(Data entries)
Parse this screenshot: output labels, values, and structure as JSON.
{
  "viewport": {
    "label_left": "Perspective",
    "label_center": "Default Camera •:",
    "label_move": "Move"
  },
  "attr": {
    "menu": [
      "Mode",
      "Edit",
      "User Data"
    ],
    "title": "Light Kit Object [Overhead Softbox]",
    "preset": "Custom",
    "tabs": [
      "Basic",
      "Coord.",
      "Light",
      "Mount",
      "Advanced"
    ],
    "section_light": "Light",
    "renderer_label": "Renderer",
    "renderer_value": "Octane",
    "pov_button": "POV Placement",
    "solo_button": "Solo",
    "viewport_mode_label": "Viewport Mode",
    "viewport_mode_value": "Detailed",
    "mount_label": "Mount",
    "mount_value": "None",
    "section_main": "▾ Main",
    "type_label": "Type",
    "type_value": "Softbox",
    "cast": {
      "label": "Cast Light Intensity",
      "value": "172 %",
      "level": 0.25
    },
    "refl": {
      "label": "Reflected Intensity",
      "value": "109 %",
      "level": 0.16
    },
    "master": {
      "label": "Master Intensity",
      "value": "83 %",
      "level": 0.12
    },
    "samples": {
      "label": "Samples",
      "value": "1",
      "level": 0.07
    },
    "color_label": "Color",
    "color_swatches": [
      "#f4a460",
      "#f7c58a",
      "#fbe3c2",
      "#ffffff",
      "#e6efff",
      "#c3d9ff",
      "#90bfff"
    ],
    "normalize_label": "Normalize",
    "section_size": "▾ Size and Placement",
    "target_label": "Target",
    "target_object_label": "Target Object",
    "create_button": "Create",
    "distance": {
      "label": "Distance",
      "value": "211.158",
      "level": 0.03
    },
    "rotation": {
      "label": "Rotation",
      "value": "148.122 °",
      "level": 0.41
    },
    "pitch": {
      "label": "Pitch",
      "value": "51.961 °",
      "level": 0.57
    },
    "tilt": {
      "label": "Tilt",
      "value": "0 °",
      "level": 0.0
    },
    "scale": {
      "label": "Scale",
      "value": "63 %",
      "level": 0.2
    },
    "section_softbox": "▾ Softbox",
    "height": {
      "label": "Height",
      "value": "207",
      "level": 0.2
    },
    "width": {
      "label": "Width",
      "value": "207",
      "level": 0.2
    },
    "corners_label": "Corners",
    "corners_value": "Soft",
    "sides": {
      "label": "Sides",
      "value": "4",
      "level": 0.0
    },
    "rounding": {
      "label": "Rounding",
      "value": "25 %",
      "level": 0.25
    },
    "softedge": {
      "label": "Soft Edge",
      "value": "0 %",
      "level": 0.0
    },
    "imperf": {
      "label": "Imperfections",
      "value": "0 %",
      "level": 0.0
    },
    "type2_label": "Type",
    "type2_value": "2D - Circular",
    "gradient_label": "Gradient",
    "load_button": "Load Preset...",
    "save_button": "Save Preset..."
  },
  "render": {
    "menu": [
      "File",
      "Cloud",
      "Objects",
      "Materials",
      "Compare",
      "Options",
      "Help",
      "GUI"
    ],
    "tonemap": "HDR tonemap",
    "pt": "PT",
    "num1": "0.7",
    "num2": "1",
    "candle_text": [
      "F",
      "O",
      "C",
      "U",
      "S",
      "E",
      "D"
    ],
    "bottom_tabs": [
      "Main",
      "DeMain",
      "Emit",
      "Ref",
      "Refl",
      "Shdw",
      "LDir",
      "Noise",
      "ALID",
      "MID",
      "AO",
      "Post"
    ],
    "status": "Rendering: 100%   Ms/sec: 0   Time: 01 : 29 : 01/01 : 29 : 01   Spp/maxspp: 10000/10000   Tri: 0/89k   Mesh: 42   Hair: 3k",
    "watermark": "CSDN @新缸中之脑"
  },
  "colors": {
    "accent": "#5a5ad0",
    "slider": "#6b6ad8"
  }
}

Set task —
Find how many lines of the listing include the string "Softbox" and give that number, nothing else.

Correct result —
3